Job
Express the listing below as a JSON array of strings with one string per line, leaving out any blank lines.

-- start of Supplied information --

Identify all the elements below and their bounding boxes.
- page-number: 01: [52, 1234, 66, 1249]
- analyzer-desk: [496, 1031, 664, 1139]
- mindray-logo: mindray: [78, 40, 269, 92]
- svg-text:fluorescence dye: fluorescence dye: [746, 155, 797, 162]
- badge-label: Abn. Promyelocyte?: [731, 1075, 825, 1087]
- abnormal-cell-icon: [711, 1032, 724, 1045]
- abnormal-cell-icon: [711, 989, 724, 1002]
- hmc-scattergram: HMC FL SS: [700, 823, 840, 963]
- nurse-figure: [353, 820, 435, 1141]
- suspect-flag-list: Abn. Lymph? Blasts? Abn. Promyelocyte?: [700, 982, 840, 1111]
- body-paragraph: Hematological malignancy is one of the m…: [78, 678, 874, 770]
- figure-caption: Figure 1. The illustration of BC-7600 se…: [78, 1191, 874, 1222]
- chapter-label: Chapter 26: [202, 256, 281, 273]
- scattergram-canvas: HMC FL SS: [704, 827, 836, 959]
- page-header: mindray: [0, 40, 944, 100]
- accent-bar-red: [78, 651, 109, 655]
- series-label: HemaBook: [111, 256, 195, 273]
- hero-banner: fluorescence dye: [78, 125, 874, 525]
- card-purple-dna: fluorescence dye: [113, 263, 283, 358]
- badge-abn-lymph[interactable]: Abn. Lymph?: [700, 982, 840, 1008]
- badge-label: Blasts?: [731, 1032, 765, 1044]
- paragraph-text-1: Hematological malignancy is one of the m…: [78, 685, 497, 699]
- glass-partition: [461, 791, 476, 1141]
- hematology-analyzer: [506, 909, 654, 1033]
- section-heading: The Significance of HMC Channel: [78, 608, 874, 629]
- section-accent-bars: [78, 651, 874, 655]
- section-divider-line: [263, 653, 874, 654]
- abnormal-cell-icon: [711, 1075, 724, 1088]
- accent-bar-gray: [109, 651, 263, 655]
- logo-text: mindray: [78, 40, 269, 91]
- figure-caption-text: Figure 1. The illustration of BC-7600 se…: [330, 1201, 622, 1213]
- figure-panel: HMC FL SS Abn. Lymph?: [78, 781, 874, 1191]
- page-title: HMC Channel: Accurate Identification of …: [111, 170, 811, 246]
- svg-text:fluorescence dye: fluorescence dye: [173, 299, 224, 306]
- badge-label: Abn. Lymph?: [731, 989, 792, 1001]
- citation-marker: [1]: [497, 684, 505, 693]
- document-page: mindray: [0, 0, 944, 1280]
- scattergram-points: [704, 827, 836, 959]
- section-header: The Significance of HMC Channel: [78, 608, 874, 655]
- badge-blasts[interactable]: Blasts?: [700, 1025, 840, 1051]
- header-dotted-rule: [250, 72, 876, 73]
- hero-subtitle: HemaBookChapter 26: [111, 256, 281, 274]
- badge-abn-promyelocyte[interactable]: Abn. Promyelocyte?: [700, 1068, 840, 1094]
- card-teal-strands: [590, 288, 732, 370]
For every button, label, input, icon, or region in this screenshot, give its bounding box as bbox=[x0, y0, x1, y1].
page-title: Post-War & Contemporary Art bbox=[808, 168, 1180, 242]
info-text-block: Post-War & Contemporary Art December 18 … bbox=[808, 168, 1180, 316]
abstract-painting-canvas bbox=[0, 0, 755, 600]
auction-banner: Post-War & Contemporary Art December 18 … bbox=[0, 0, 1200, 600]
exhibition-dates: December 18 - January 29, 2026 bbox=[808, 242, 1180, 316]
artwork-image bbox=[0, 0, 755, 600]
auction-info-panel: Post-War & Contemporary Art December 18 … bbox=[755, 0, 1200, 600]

-- end of Supplied information --

The answer
[
  "Identify all the elements below and their bounding boxes.",
  "- page-number: 01: [52, 1234, 66, 1249]",
  "- analyzer-desk: [496, 1031, 664, 1139]",
  "- mindray-logo: mindray: [78, 40, 269, 92]",
  "- svg-text:fluorescence dye: fluorescence dye: [746, 155, 797, 162]",
  "- badge-label: Abn. Promyelocyte?: [731, 1075, 825, 1087]",
  "- abnormal-cell-icon: [711, 1032, 724, 1045]",
  "- abnormal-cell-icon: [711, 989, 724, 1002]",
  "- hmc-scattergram: HMC FL SS: [700, 823, 840, 963]",
  "- nurse-figure: [353, 820, 435, 1141]",
  "- suspect-flag-list: Abn. Lymph? Blasts? Abn. Promyelocyte?: [700, 982, 840, 1111]",
  "- body-paragraph: Hematological malignancy is one of the m…: [78, 678, 874, 770]",
  "- figure-caption: Figure 1. The illustration of BC-7600 se…: [78, 1191, 874, 1222]",
  "- chapter-label: Chapter 26: [202, 256, 281, 273]",
  "- scattergram-canvas: HMC FL SS: [704, 827, 836, 959]",
  "- page-header: mindray: [0, 40, 944, 100]",
  "- accent-bar-red: [78, 651, 109, 655]",
  "- series-label: HemaBook: [111, 256, 195, 273]",
  "- hero-banner: fluorescence dye: [78, 125, 874, 525]",
  "- card-purple-dna: fluorescence dye: [113, 263, 283, 358]",
  "- badge-abn-lymph[interactable]: Abn. Lymph?: [700, 982, 840, 1008]",
  "- badge-label: Blasts?: [731, 1032, 765, 1044]",
  "- paragraph-text-1: Hematological malignancy is one of the m…: [78, 685, 497, 699]",
  "- glass-partition: [461, 791, 476, 1141]",
  "- hematology-analyzer: [506, 909, 654, 1033]",
  "- section-heading: The Significance of HMC Channel: [78, 608, 874, 629]",
  "- section-accent-bars: [78, 651, 874, 655]",
  "- section-divider-line: [263, 653, 874, 654]",
  "- abnormal-cell-icon: [711, 1075, 724, 1088]",
  "- accent-bar-gray: [109, 651, 263, 655]",
  "- logo-text: mindray: [78, 40, 269, 91]",
  "- figure-caption-text: Figure 1. The illustration of BC-7600 se…: [330, 1201, 622, 1213]",
  "- figure-panel: HMC FL SS Abn. Lymph?: [78, 781, 874, 1191]",
  "- page-title: HMC Channel: Accurate Identification of …: [111, 170, 811, 246]",
  "- svg-text:fluorescence dye: fluorescence dye: [173, 299, 224, 306]",
  "- badge-label: Abn. Lymph?: [731, 989, 792, 1001]",
  "- citation-marker: [1]: [497, 684, 505, 693]",
  "- document-page: mindray: [0, 0, 944, 1280]",
  "- scattergram-points: [704, 827, 836, 959]",
  "- section-header: The Significance of HMC Channel: [78, 608, 874, 655]",
  "- badge-blasts[interactable]: Blasts?: [700, 1025, 840, 1051]",
  "- header-dotted-rule: [250, 72, 876, 73]",
  "- hero-subtitle: HemaBookChapter 26: [111, 256, 281, 274]",
  "- badge-abn-promyelocyte[interactable]: Abn. Promyelocyte?: [700, 1068, 840, 1094]",
  "- card-teal-strands: [590, 288, 732, 370]",
  "For every button, label, input, icon, or region in this screenshot, give its bounding box as bbox=[x0, y0, x1, y1].",
  "page-title: Post-War & Contemporary Art bbox=[808, 168, 1180, 242]",
  "info-text-block: Post-War & Contemporary Art December 18 … bbox=[808, 168, 1180, 316]",
  "abstract-painting-canvas bbox=[0, 0, 755, 600]",
  "auction-banner: Post-War & Contemporary Art December 18 … bbox=[0, 0, 1200, 600]",
  "exhibition-dates: December 18 - January 29, 2026 bbox=[808, 242, 1180, 316]",
  "artwork-image bbox=[0, 0, 755, 600]",
  "auction-info-panel: Post-War & Contemporary Art December 18 … bbox=[755, 0, 1200, 600]"
]